Output the material below in full, exactly as it is.

* _RECORDS SHOWN_:

--

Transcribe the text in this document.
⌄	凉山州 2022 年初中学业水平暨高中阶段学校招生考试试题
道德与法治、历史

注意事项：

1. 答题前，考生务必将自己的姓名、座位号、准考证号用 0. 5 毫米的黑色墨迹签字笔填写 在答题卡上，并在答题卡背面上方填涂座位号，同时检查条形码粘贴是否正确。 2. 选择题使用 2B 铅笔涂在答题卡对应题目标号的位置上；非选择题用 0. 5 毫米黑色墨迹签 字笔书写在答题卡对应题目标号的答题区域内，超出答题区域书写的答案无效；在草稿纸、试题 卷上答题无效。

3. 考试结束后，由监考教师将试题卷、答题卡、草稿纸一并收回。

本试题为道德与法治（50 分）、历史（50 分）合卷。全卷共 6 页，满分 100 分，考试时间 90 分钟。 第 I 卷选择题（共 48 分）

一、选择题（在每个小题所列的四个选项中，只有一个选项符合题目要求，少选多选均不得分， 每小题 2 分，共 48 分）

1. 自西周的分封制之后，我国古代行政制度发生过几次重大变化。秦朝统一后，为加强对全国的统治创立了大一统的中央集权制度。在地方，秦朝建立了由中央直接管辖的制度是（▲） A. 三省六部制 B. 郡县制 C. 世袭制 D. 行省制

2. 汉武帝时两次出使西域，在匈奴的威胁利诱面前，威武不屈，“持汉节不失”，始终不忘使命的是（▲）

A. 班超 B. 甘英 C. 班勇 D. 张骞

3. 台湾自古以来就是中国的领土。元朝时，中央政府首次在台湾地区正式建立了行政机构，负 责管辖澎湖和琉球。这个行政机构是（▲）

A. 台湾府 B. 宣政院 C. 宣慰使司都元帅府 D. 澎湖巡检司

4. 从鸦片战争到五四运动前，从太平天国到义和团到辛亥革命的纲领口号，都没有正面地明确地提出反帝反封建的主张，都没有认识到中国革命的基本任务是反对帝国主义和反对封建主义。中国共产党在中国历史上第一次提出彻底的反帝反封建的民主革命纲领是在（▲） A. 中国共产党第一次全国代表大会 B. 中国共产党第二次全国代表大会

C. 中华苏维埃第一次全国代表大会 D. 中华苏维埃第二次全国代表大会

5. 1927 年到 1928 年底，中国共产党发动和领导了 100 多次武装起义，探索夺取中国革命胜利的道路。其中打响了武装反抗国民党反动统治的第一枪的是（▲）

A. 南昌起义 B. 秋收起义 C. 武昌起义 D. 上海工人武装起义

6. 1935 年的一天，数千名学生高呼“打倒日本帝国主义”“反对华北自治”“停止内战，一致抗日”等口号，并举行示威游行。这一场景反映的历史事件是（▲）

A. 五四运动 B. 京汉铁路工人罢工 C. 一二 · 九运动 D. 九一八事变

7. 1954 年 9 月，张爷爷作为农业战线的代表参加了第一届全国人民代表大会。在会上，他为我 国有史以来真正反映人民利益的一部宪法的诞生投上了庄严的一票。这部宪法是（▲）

--

* _SOLUTION TO THIS EXERCISE_:
Transcribe the text in this document.
⌄	凉山州 2022 年初中学业水平暨高中阶段学校招生考试试题
道德与法治、历史

注意事项：

1. 答题前，考生务必将自己的姓名、座位号、准考证号用 0. 5 毫米的黑色墨迹签字笔填写 在答题卡上，并在答题卡背面上方填涂座位号，同时检查条形码粘贴是否正确。 2. 选择题使用 2B 铅笔涂在答题卡对应题目标号的位置上；非选择题用 0. 5 毫米黑色墨迹签 字笔书写在答题卡对应题目标号的答题区域内，超出答题区域书写的答案无效；在草稿纸、试题 卷上答题无效。

3. 考试结束后，由监考教师将试题卷、答题卡、草稿纸一并收回。

本试题为道德与法治（50 分）、历史（50 分）合卷。全卷共 6 页，满分 100 分，考试时间 90 分钟。 第 I 卷选择题（共 48 分）

一、选择题（在每个小题所列的四个选项中，只有一个选项符合题目要求，少选多选均不得分， 每小题 2 分，共 48 分）

1. 自西周的分封制之后，我国古代行政制度发生过几次重大变化。秦朝统一后，为加强对全国的统治创立了大一统的中央集权制度。在地方，秦朝建立了由中央直接管辖的制度是（▲） A. 三省六部制 B. 郡县制 C. 世袭制 D. 行省制

2. 汉武帝时两次出使西域，在匈奴的威胁利诱面前，威武不屈，“持汉节不失”，始终不忘使命的是（▲）

A. 班超 B. 甘英 C. 班勇 D. 张骞

3. 台湾自古以来就是中国的领土。元朝时，中央政府首次在台湾地区正式建立了行政机构，负 责管辖澎湖和琉球。这个行政机构是（▲）

A. 台湾府 B. 宣政院 C. 宣慰使司都元帅府 D. 澎湖巡检司

4. 从鸦片战争到五四运动前，从太平天国到义和团到辛亥革命的纲领口号，都没有正面地明确地提出反帝反封建的主张，都没有认识到中国革命的基本任务是反对帝国主义和反对封建主义。中国共产党在中国历史上第一次提出彻底的反帝反封建的民主革命纲领是在（▲） A. 中国共产党第一次全国代表大会 B. 中国共产党第二次全国代表大会

C. 中华苏维埃第一次全国代表大会 D. 中华苏维埃第二次全国代表大会

5. 1927 年到 1928 年底，中国共产党发动和领导了 100 多次武装起义，探索夺取中国革命胜利的道路。其中打响了武装反抗国民党反动统治的第一枪的是（▲）

A. 南昌起义 B. 秋收起义 C. 武昌起义 D. 上海工人武装起义

6. 1935 年的一天，数千名学生高呼“打倒日本帝国主义”“反对华北自治”“停止内战，一致抗日”等口号，并举行示威游行。这一场景反映的历史事件是（▲）

A. 五四运动 B. 京汉铁路工人罢工 C. 一二 · 九运动 D. 九一八事变

7. 1954 年 9 月，张爷爷作为农业战线的代表参加了第一届全国人民代表大会。在会上，他为我 国有史以来真正反映人民利益的一部宪法的诞生投上了庄严的一票。这部宪法是（▲）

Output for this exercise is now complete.